_STATED EXERCISE_.
From the records below, extract all the text exactly and leave the images behind.

[Records contained in a dataset]
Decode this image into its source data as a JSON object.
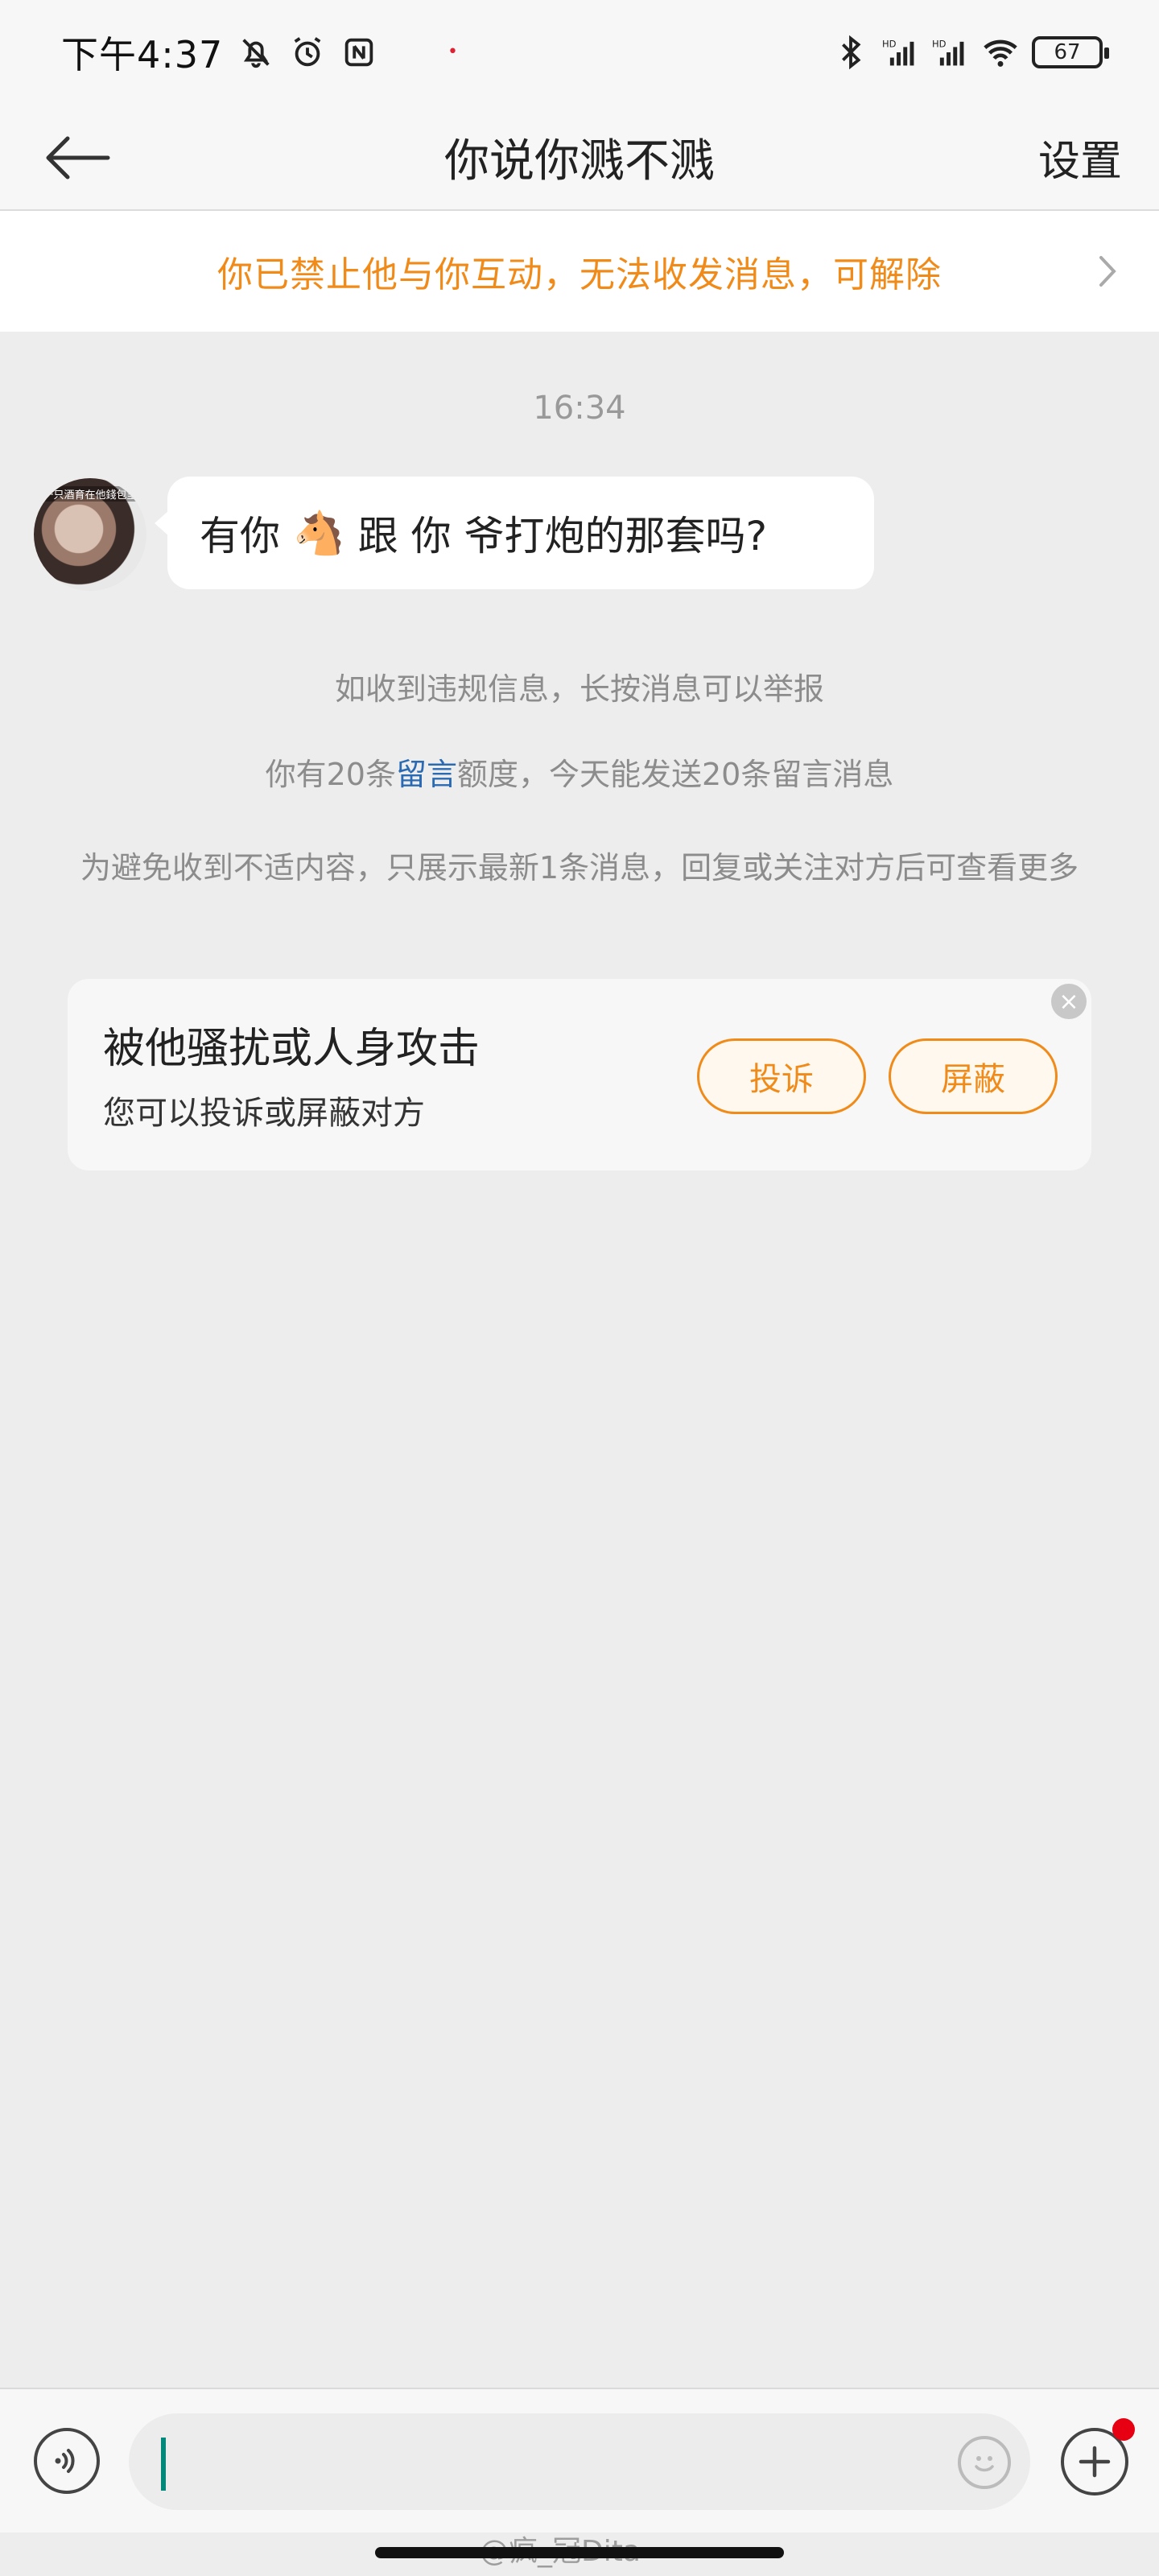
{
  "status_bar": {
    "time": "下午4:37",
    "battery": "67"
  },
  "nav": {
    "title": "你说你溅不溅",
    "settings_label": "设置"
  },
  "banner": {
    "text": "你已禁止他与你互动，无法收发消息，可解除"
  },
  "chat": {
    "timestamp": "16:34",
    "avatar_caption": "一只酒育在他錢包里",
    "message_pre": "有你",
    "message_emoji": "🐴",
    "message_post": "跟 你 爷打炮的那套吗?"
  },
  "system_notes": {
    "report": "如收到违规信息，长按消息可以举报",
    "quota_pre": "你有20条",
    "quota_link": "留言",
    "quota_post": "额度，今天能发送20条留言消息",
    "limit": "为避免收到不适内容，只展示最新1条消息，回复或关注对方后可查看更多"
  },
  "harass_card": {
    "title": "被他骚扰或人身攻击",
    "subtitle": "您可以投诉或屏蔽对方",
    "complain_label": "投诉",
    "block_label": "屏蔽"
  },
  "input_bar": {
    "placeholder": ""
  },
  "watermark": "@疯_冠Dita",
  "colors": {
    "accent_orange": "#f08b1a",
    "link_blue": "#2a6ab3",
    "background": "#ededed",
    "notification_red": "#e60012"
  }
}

_FINAL ANSWER_.
Decode this image into its source data as a JSON object.
{
  "status_bar": {
    "time": "下午4:37",
    "battery": "67"
  },
  "nav": {
    "title": "你说你溅不溅",
    "settings_label": "设置"
  },
  "banner": {
    "text": "你已禁止他与你互动，无法收发消息，可解除"
  },
  "chat": {
    "timestamp": "16:34",
    "avatar_caption": "一只酒育在他錢包里",
    "message_pre": "有你",
    "message_emoji": "🐴",
    "message_post": "跟 你 爷打炮的那套吗?"
  },
  "system_notes": {
    "report": "如收到违规信息，长按消息可以举报",
    "quota_pre": "你有20条",
    "quota_link": "留言",
    "quota_post": "额度，今天能发送20条留言消息",
    "limit": "为避免收到不适内容，只展示最新1条消息，回复或关注对方后可查看更多"
  },
  "harass_card": {
    "title": "被他骚扰或人身攻击",
    "subtitle": "您可以投诉或屏蔽对方",
    "complain_label": "投诉",
    "block_label": "屏蔽"
  },
  "input_bar": {
    "placeholder": ""
  },
  "watermark": "@疯_冠Dita",
  "colors": {
    "accent_orange": "#f08b1a",
    "link_blue": "#2a6ab3",
    "background": "#ededed",
    "notification_red": "#e60012"
  }
}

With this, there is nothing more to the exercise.